Stored data
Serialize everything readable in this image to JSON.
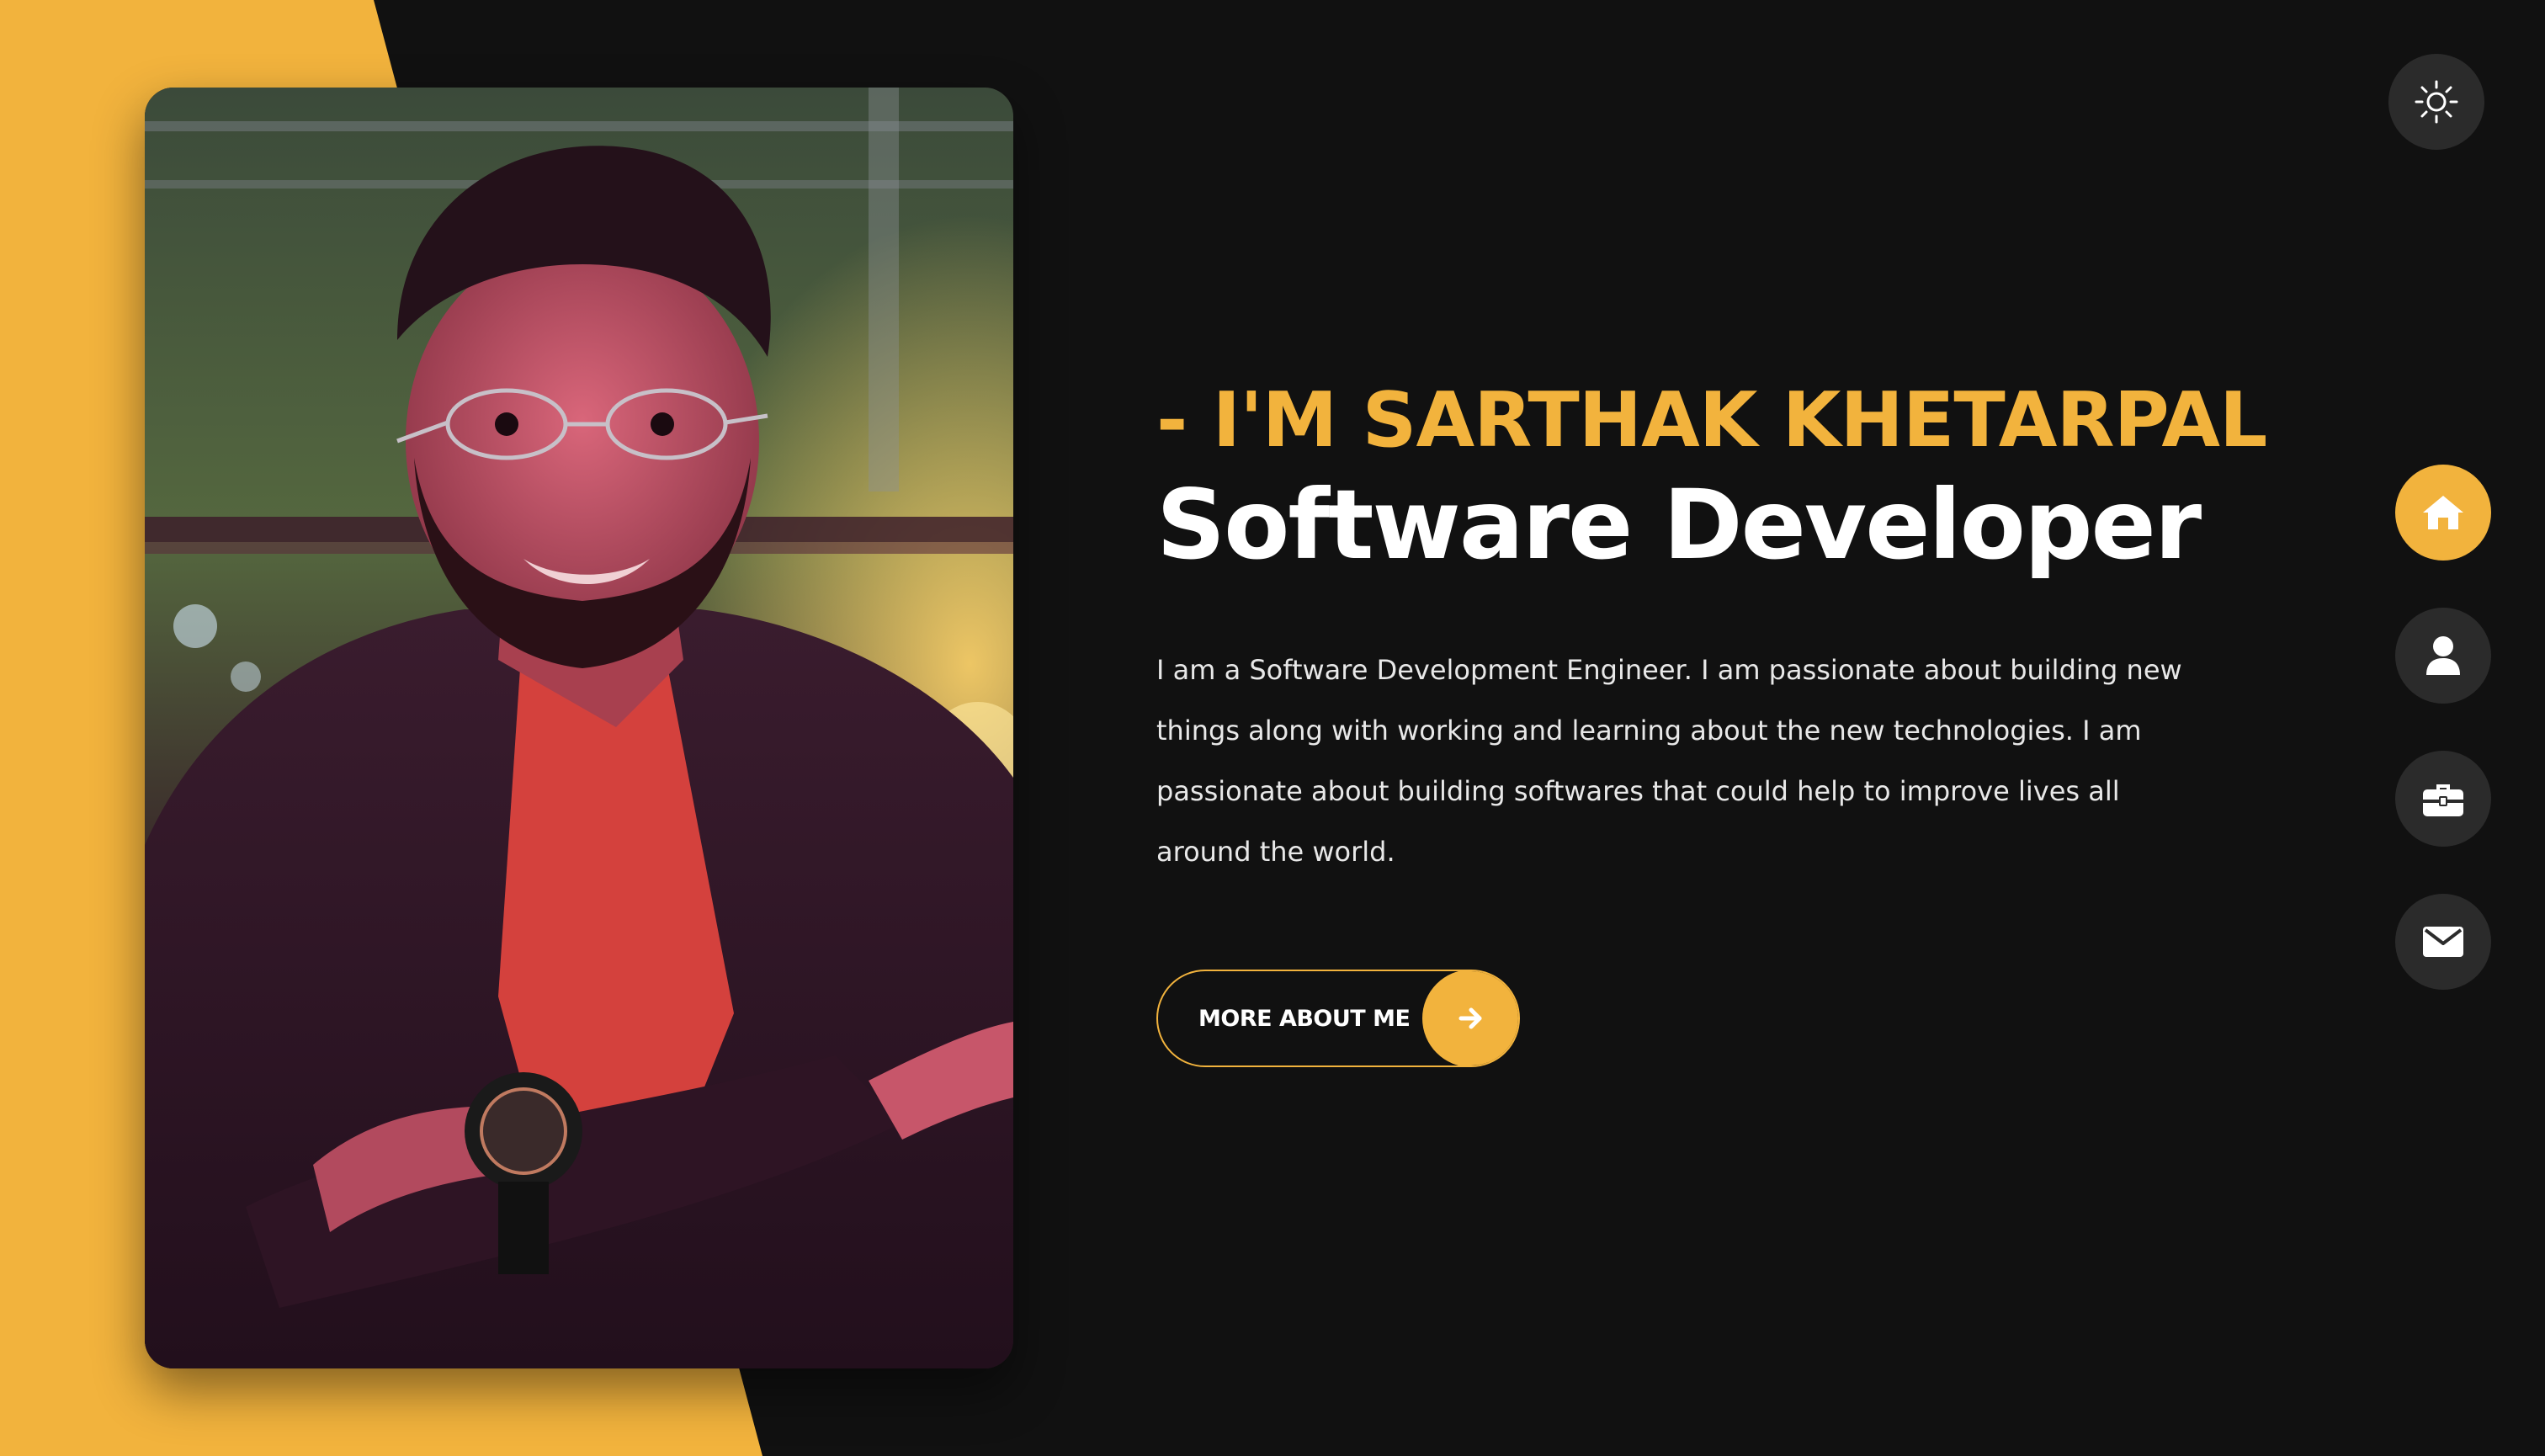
{
  "profile": {
    "photo_alt": "Portrait photo"
  },
  "header": {
    "theme_toggle_icon": "sun-icon"
  },
  "hero": {
    "kicker": "- I'M SARTHAK KHETARPAL",
    "title": "Software Developer",
    "description": "I am a Software Development Engineer. I am passionate about building new things along with working and learning about the new technologies. I am passionate about building softwares that could help to improve lives all around the world.",
    "cta_label": "MORE ABOUT ME",
    "cta_icon": "arrow-right-icon"
  },
  "side_nav": {
    "items": [
      {
        "icon": "home-icon",
        "active": true
      },
      {
        "icon": "user-icon",
        "active": false
      },
      {
        "icon": "briefcase-icon",
        "active": false
      },
      {
        "icon": "envelope-icon",
        "active": false
      }
    ]
  },
  "colors": {
    "accent": "#f2b33d",
    "background": "#111111",
    "button_bg": "#2b2b2b",
    "text": "#ffffff"
  }
}
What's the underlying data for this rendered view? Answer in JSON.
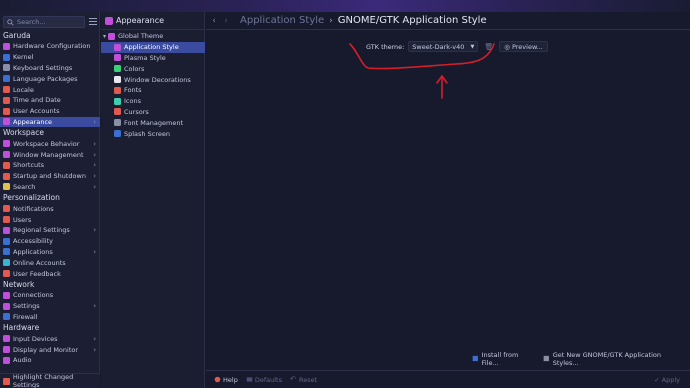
{
  "sidebar": {
    "search_placeholder": "Search...",
    "sections": [
      {
        "label": "Garuda",
        "items": [
          {
            "label": "Hardware Configuration",
            "color": "#c04fd9",
            "chev": false
          },
          {
            "label": "Kernel",
            "color": "#3b6fd1",
            "chev": false
          },
          {
            "label": "Keyboard Settings",
            "color": "#8a8fa8",
            "chev": false
          },
          {
            "label": "Language Packages",
            "color": "#3b6fd1",
            "chev": false
          },
          {
            "label": "Locale",
            "color": "#e05a4e",
            "chev": false
          },
          {
            "label": "Time and Date",
            "color": "#e05a4e",
            "chev": false
          },
          {
            "label": "User Accounts",
            "color": "#e05a4e",
            "chev": false
          }
        ]
      },
      {
        "label": "",
        "items": [
          {
            "label": "Appearance",
            "color": "#c04fd9",
            "chev": true,
            "active": true
          }
        ]
      },
      {
        "label": "Workspace",
        "items": [
          {
            "label": "Workspace Behavior",
            "color": "#c04fd9",
            "chev": true
          },
          {
            "label": "Window Management",
            "color": "#c04fd9",
            "chev": true
          },
          {
            "label": "Shortcuts",
            "color": "#e05a4e",
            "chev": true
          },
          {
            "label": "Startup and Shutdown",
            "color": "#e05a4e",
            "chev": true
          },
          {
            "label": "Search",
            "color": "#e0c04e",
            "chev": true
          }
        ]
      },
      {
        "label": "Personalization",
        "items": [
          {
            "label": "Notifications",
            "color": "#e05a4e",
            "chev": false
          },
          {
            "label": "Users",
            "color": "#e05a4e",
            "chev": false
          },
          {
            "label": "Regional Settings",
            "color": "#c04fd9",
            "chev": true
          },
          {
            "label": "Accessibility",
            "color": "#3b6fd1",
            "chev": false
          },
          {
            "label": "Applications",
            "color": "#3b6fd1",
            "chev": true
          },
          {
            "label": "Online Accounts",
            "color": "#3bb4d1",
            "chev": false
          },
          {
            "label": "User Feedback",
            "color": "#e05a4e",
            "chev": false
          }
        ]
      },
      {
        "label": "Network",
        "items": [
          {
            "label": "Connections",
            "color": "#c04fd9",
            "chev": false
          },
          {
            "label": "Settings",
            "color": "#c04fd9",
            "chev": true
          },
          {
            "label": "Firewall",
            "color": "#3b6fd1",
            "chev": false
          }
        ]
      },
      {
        "label": "Hardware",
        "items": [
          {
            "label": "Input Devices",
            "color": "#c04fd9",
            "chev": true
          },
          {
            "label": "Display and Monitor",
            "color": "#c04fd9",
            "chev": true
          },
          {
            "label": "Audio",
            "color": "#c04fd9",
            "chev": false
          }
        ]
      }
    ],
    "highlight_label": "Highlight Changed Settings"
  },
  "midpane": {
    "title": "Appearance",
    "items": [
      {
        "label": "Global Theme",
        "level": "top",
        "color": "#c04fd9"
      },
      {
        "label": "Application Style",
        "level": "sub",
        "color": "#c04fd9",
        "active": true
      },
      {
        "label": "Plasma Style",
        "level": "sub",
        "color": "#c04fd9"
      },
      {
        "label": "Colors",
        "level": "sub",
        "color": "#3bd17a"
      },
      {
        "label": "Window Decorations",
        "level": "sub",
        "color": "#e8e8ee"
      },
      {
        "label": "Fonts",
        "level": "sub",
        "color": "#e05a4e"
      },
      {
        "label": "Icons",
        "level": "sub",
        "color": "#3bd1b0"
      },
      {
        "label": "Cursors",
        "level": "sub",
        "color": "#e05a4e"
      },
      {
        "label": "Font Management",
        "level": "sub",
        "color": "#8a8fa8"
      },
      {
        "label": "Splash Screen",
        "level": "sub",
        "color": "#3b6fd1"
      }
    ]
  },
  "main": {
    "breadcrumb_prev": "Application Style",
    "breadcrumb_sep": "›",
    "breadcrumb_current": "GNOME/GTK Application Style",
    "gtk_label": "GTK theme:",
    "gtk_value": "Sweet-Dark-v40",
    "preview_label": "Preview...",
    "install_label": "Install from File...",
    "get_new_label": "Get New GNOME/GTK Application Styles...",
    "help_label": "Help",
    "defaults_label": "Defaults",
    "reset_label": "Reset",
    "apply_label": "Apply",
    "annotation_color": "#d41f2a"
  }
}
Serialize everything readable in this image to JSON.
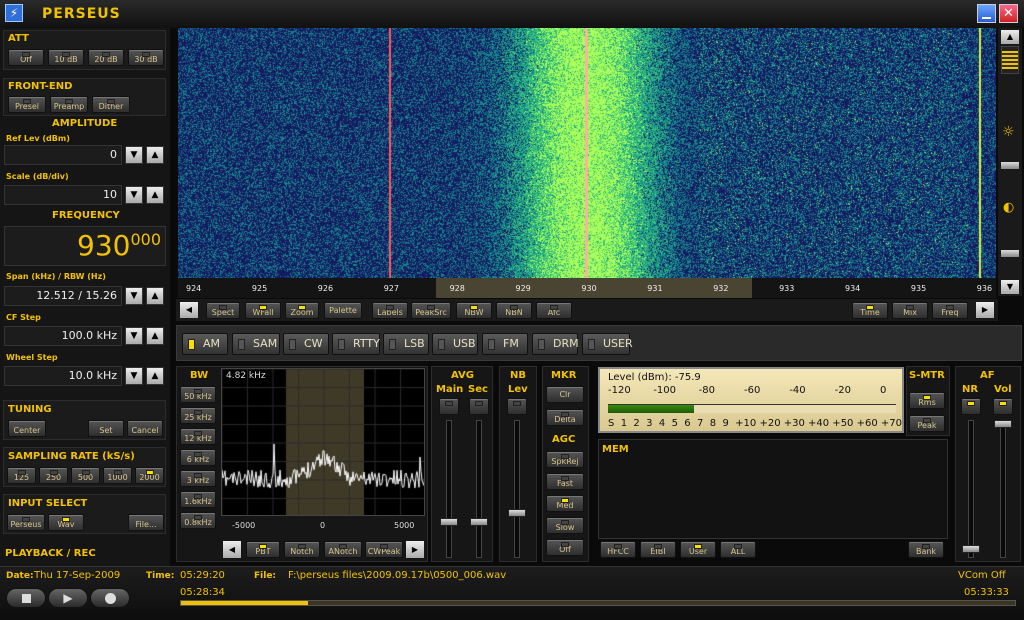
{
  "app": {
    "title": "PERSEUS"
  },
  "att": {
    "title": "ATT",
    "buttons": [
      "Off",
      "10 dB",
      "20 dB",
      "30 dB"
    ]
  },
  "frontend": {
    "title": "FRONT-END",
    "buttons": [
      "Presel",
      "Preamp",
      "Dither"
    ]
  },
  "amplitude": {
    "title": "AMPLITUDE",
    "ref_label": "Ref Lev (dBm)",
    "ref_value": "0",
    "scale_label": "Scale (dB/div)",
    "scale_value": "10"
  },
  "frequency": {
    "title": "FREQUENCY",
    "main": "930",
    "sub": "000",
    "span_label": "Span (kHz) / RBW (Hz)",
    "span_value": "12.512 / 15.26",
    "cf_label": "CF Step",
    "cf_value": "100.0 kHz",
    "wheel_label": "Wheel Step",
    "wheel_value": "10.0 kHz"
  },
  "tuning": {
    "title": "TUNING",
    "buttons": [
      "Center",
      "Set",
      "Cancel"
    ]
  },
  "sampling": {
    "title": "SAMPLING RATE (kS/s)",
    "buttons": [
      "125",
      "250",
      "500",
      "1000",
      "2000"
    ],
    "active": "2000"
  },
  "input": {
    "title": "INPUT SELECT",
    "buttons": [
      "Perseus",
      "Wav",
      "File..."
    ]
  },
  "playback": {
    "title": "PLAYBACK / REC"
  },
  "waterfall": {
    "freq_ticks": [
      "924",
      "925",
      "926",
      "927",
      "928",
      "929",
      "930",
      "931",
      "932",
      "933",
      "934",
      "935",
      "936"
    ]
  },
  "toolbar": {
    "left": [
      "Spect",
      "WFall",
      "Zoom"
    ],
    "palette": "Palette",
    "mid": [
      "Labels",
      "PeakSrc",
      "NBW",
      "NBN",
      "Afc"
    ],
    "right": [
      "Time",
      "Mix",
      "Freq"
    ]
  },
  "modes": [
    "AM",
    "SAM",
    "CW",
    "RTTY",
    "LSB",
    "USB",
    "FM",
    "DRM",
    "USER"
  ],
  "bw": {
    "title": "BW",
    "buttons": [
      "50 kHz",
      "25 kHz",
      "12 kHz",
      "6 kHz",
      "3 kHz",
      "1.6kHz",
      "0.8kHz"
    ],
    "display": "4.82 kHz",
    "axis": [
      "-5000",
      "0",
      "5000"
    ],
    "bottom_buttons": [
      "PBT",
      "Notch",
      "ANotch",
      "CWPeak"
    ]
  },
  "avg": {
    "title": "AVG",
    "main": "Main",
    "sec": "Sec"
  },
  "nb": {
    "title": "NB",
    "lev": "Lev"
  },
  "mkr": {
    "title": "MKR",
    "buttons": [
      "Clr",
      "Delta"
    ]
  },
  "agc": {
    "title": "AGC",
    "buttons": [
      "SpkRej",
      "Fast",
      "Med",
      "Slow",
      "Off"
    ],
    "active": "Med"
  },
  "smeter": {
    "level_text": "Level (dBm): -75.9",
    "top_scale": [
      "-120",
      "-100",
      "-80",
      "-60",
      "-40",
      "-20",
      "0"
    ],
    "bottom_scale": "S  1  2  3  4  5  6  7  8  9  +10 +20 +30 +40 +50 +60 +70",
    "level": -75.9
  },
  "smtr": {
    "title": "S-MTR",
    "buttons": [
      "Rms",
      "Peak"
    ]
  },
  "af": {
    "title": "AF",
    "nr": "NR",
    "vol": "Vol"
  },
  "mem": {
    "title": "MEM",
    "buttons": [
      "HFCC",
      "EIBI",
      "User",
      "ALL"
    ],
    "bank": "Bank"
  },
  "status": {
    "date_label": "Date:",
    "date_value": "Thu 17-Sep-2009",
    "time_label": "Time:",
    "time_value": "05:29:20",
    "file_label": "File:",
    "file_value": "F:\\perseus files\\2009.09.17b\\0500_006.wav",
    "vcom": "VCom Off",
    "start_time": "05:28:34",
    "end_time": "05:33:33",
    "progress": 0.3
  },
  "colors": {
    "accent": "#f2c200",
    "led_on": "#f5e000",
    "waterfall_bg": "#15125a"
  }
}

▶ **Problem to work on**
Out of the records, collect only those lines that contain the string "Appearance".

▶ **Solution to the exercise**
            "label": "Appearance",
    "title": "Appearance",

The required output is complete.